Required task
Pictures stay out of your copy, but everything else in the records below must be repeated exactly.

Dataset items
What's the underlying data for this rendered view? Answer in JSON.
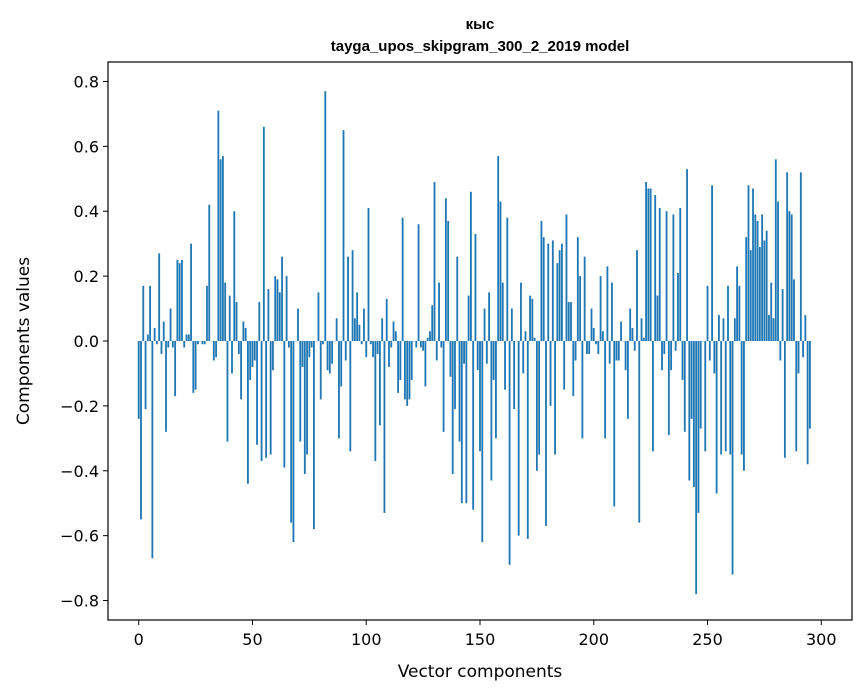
{
  "chart_data": {
    "type": "bar",
    "title_line1": "кыс",
    "title_line2": "tayga_upos_skipgram_300_2_2019 model",
    "xlabel": "Vector components",
    "ylabel": "Components values",
    "xlim": [
      -13.5,
      313.5
    ],
    "ylim": [
      -0.86,
      0.86
    ],
    "xticks": [
      0,
      50,
      100,
      150,
      200,
      250,
      300
    ],
    "yticks": [
      -0.8,
      -0.6,
      -0.4,
      -0.2,
      0.0,
      0.2,
      0.4,
      0.6,
      0.8
    ],
    "bar_color": "#1f77b4",
    "values": [
      -0.24,
      -0.55,
      0.17,
      -0.21,
      0.02,
      0.17,
      -0.67,
      0.04,
      -0.01,
      0.27,
      -0.04,
      0.06,
      -0.28,
      -0.02,
      0.1,
      -0.02,
      -0.17,
      0.25,
      0.24,
      0.25,
      -0.02,
      0.02,
      0.02,
      0.3,
      -0.16,
      -0.15,
      -0.01,
      0.0,
      -0.01,
      -0.01,
      0.17,
      0.42,
      0.0,
      -0.06,
      -0.05,
      0.71,
      0.56,
      0.57,
      0.18,
      -0.31,
      0.14,
      -0.1,
      0.4,
      0.12,
      -0.04,
      -0.18,
      0.06,
      0.04,
      -0.44,
      -0.12,
      -0.08,
      -0.06,
      -0.32,
      0.12,
      -0.37,
      0.66,
      -0.36,
      0.16,
      -0.35,
      -0.09,
      0.2,
      0.19,
      0.15,
      0.26,
      -0.39,
      0.2,
      -0.02,
      -0.56,
      -0.62,
      0.0,
      0.1,
      -0.31,
      -0.08,
      -0.41,
      -0.35,
      -0.05,
      -0.02,
      -0.58,
      0.0,
      0.15,
      -0.18,
      -0.01,
      0.77,
      -0.09,
      -0.1,
      -0.07,
      0.0,
      0.07,
      -0.3,
      -0.14,
      0.65,
      -0.06,
      0.26,
      -0.34,
      0.28,
      0.07,
      0.15,
      0.05,
      -0.01,
      0.1,
      -0.05,
      0.41,
      -0.01,
      -0.05,
      -0.37,
      -0.04,
      -0.26,
      0.07,
      -0.53,
      0.13,
      -0.08,
      -0.02,
      0.06,
      0.03,
      -0.16,
      -0.12,
      0.38,
      -0.18,
      -0.2,
      -0.18,
      -0.12,
      0.0,
      -0.02,
      0.36,
      -0.02,
      -0.03,
      -0.14,
      0.01,
      0.03,
      0.11,
      0.49,
      -0.06,
      0.18,
      -0.02,
      -0.28,
      0.44,
      0.37,
      -0.11,
      -0.41,
      -0.21,
      0.26,
      -0.31,
      -0.5,
      -0.07,
      -0.5,
      0.14,
      0.46,
      -0.52,
      0.33,
      -0.09,
      -0.34,
      -0.62,
      0.1,
      -0.07,
      0.15,
      -0.43,
      -0.12,
      -0.3,
      0.57,
      0.43,
      0.18,
      -0.15,
      0.38,
      -0.69,
      0.1,
      -0.21,
      0.0,
      -0.6,
      0.18,
      -0.1,
      0.03,
      -0.61,
      0.14,
      0.13,
      0.01,
      -0.4,
      -0.35,
      0.37,
      0.32,
      -0.57,
      0.3,
      -0.2,
      0.31,
      -0.35,
      0.24,
      0.28,
      0.3,
      -0.15,
      0.39,
      0.12,
      0.12,
      -0.17,
      -0.06,
      0.32,
      0.2,
      -0.3,
      0.26,
      -0.04,
      -0.04,
      0.1,
      0.04,
      -0.01,
      -0.04,
      0.2,
      0.03,
      -0.3,
      0.23,
      -0.07,
      0.18,
      -0.51,
      -0.06,
      -0.06,
      0.06,
      0.0,
      -0.09,
      -0.24,
      0.1,
      0.04,
      -0.03,
      0.28,
      -0.56,
      0.07,
      0.01,
      0.49,
      0.47,
      0.47,
      -0.34,
      0.45,
      0.14,
      0.41,
      -0.09,
      -0.04,
      0.4,
      -0.29,
      -0.09,
      0.39,
      -0.03,
      0.21,
      0.41,
      -0.12,
      -0.28,
      0.53,
      -0.43,
      -0.24,
      -0.45,
      -0.78,
      -0.53,
      -0.27,
      0.0,
      -0.34,
      0.17,
      -0.06,
      0.48,
      -0.1,
      -0.47,
      0.08,
      -0.35,
      0.07,
      -0.34,
      0.17,
      -0.35,
      -0.72,
      0.07,
      0.23,
      0.17,
      -0.35,
      -0.4,
      0.32,
      0.48,
      0.28,
      0.47,
      0.39,
      0.37,
      0.29,
      0.39,
      0.31,
      0.34,
      0.08,
      0.18,
      0.07,
      0.56,
      0.43,
      -0.06,
      0.16,
      -0.36,
      0.52,
      0.4,
      0.39,
      0.19,
      -0.34,
      -0.1,
      0.52,
      -0.05,
      0.08,
      -0.38,
      -0.27
    ]
  }
}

Answer to this task
What's the underlying data for this rendered view? Answer in JSON.
{
  "chart_data": {
    "type": "bar",
    "title_line1": "кыс",
    "title_line2": "tayga_upos_skipgram_300_2_2019 model",
    "xlabel": "Vector components",
    "ylabel": "Components values",
    "xlim": [
      -13.5,
      313.5
    ],
    "ylim": [
      -0.86,
      0.86
    ],
    "xticks": [
      0,
      50,
      100,
      150,
      200,
      250,
      300
    ],
    "yticks": [
      -0.8,
      -0.6,
      -0.4,
      -0.2,
      0.0,
      0.2,
      0.4,
      0.6,
      0.8
    ],
    "bar_color": "#1f77b4",
    "values": [
      -0.24,
      -0.55,
      0.17,
      -0.21,
      0.02,
      0.17,
      -0.67,
      0.04,
      -0.01,
      0.27,
      -0.04,
      0.06,
      -0.28,
      -0.02,
      0.1,
      -0.02,
      -0.17,
      0.25,
      0.24,
      0.25,
      -0.02,
      0.02,
      0.02,
      0.3,
      -0.16,
      -0.15,
      -0.01,
      0.0,
      -0.01,
      -0.01,
      0.17,
      0.42,
      0.0,
      -0.06,
      -0.05,
      0.71,
      0.56,
      0.57,
      0.18,
      -0.31,
      0.14,
      -0.1,
      0.4,
      0.12,
      -0.04,
      -0.18,
      0.06,
      0.04,
      -0.44,
      -0.12,
      -0.08,
      -0.06,
      -0.32,
      0.12,
      -0.37,
      0.66,
      -0.36,
      0.16,
      -0.35,
      -0.09,
      0.2,
      0.19,
      0.15,
      0.26,
      -0.39,
      0.2,
      -0.02,
      -0.56,
      -0.62,
      0.0,
      0.1,
      -0.31,
      -0.08,
      -0.41,
      -0.35,
      -0.05,
      -0.02,
      -0.58,
      0.0,
      0.15,
      -0.18,
      -0.01,
      0.77,
      -0.09,
      -0.1,
      -0.07,
      0.0,
      0.07,
      -0.3,
      -0.14,
      0.65,
      -0.06,
      0.26,
      -0.34,
      0.28,
      0.07,
      0.15,
      0.05,
      -0.01,
      0.1,
      -0.05,
      0.41,
      -0.01,
      -0.05,
      -0.37,
      -0.04,
      -0.26,
      0.07,
      -0.53,
      0.13,
      -0.08,
      -0.02,
      0.06,
      0.03,
      -0.16,
      -0.12,
      0.38,
      -0.18,
      -0.2,
      -0.18,
      -0.12,
      0.0,
      -0.02,
      0.36,
      -0.02,
      -0.03,
      -0.14,
      0.01,
      0.03,
      0.11,
      0.49,
      -0.06,
      0.18,
      -0.02,
      -0.28,
      0.44,
      0.37,
      -0.11,
      -0.41,
      -0.21,
      0.26,
      -0.31,
      -0.5,
      -0.07,
      -0.5,
      0.14,
      0.46,
      -0.52,
      0.33,
      -0.09,
      -0.34,
      -0.62,
      0.1,
      -0.07,
      0.15,
      -0.43,
      -0.12,
      -0.3,
      0.57,
      0.43,
      0.18,
      -0.15,
      0.38,
      -0.69,
      0.1,
      -0.21,
      0.0,
      -0.6,
      0.18,
      -0.1,
      0.03,
      -0.61,
      0.14,
      0.13,
      0.01,
      -0.4,
      -0.35,
      0.37,
      0.32,
      -0.57,
      0.3,
      -0.2,
      0.31,
      -0.35,
      0.24,
      0.28,
      0.3,
      -0.15,
      0.39,
      0.12,
      0.12,
      -0.17,
      -0.06,
      0.32,
      0.2,
      -0.3,
      0.26,
      -0.04,
      -0.04,
      0.1,
      0.04,
      -0.01,
      -0.04,
      0.2,
      0.03,
      -0.3,
      0.23,
      -0.07,
      0.18,
      -0.51,
      -0.06,
      -0.06,
      0.06,
      0.0,
      -0.09,
      -0.24,
      0.1,
      0.04,
      -0.03,
      0.28,
      -0.56,
      0.07,
      0.01,
      0.49,
      0.47,
      0.47,
      -0.34,
      0.45,
      0.14,
      0.41,
      -0.09,
      -0.04,
      0.4,
      -0.29,
      -0.09,
      0.39,
      -0.03,
      0.21,
      0.41,
      -0.12,
      -0.28,
      0.53,
      -0.43,
      -0.24,
      -0.45,
      -0.78,
      -0.53,
      -0.27,
      0.0,
      -0.34,
      0.17,
      -0.06,
      0.48,
      -0.1,
      -0.47,
      0.08,
      -0.35,
      0.07,
      -0.34,
      0.17,
      -0.35,
      -0.72,
      0.07,
      0.23,
      0.17,
      -0.35,
      -0.4,
      0.32,
      0.48,
      0.28,
      0.47,
      0.39,
      0.37,
      0.29,
      0.39,
      0.31,
      0.34,
      0.08,
      0.18,
      0.07,
      0.56,
      0.43,
      -0.06,
      0.16,
      -0.36,
      0.52,
      0.4,
      0.39,
      0.19,
      -0.34,
      -0.1,
      0.52,
      -0.05,
      0.08,
      -0.38,
      -0.27
    ]
  }
}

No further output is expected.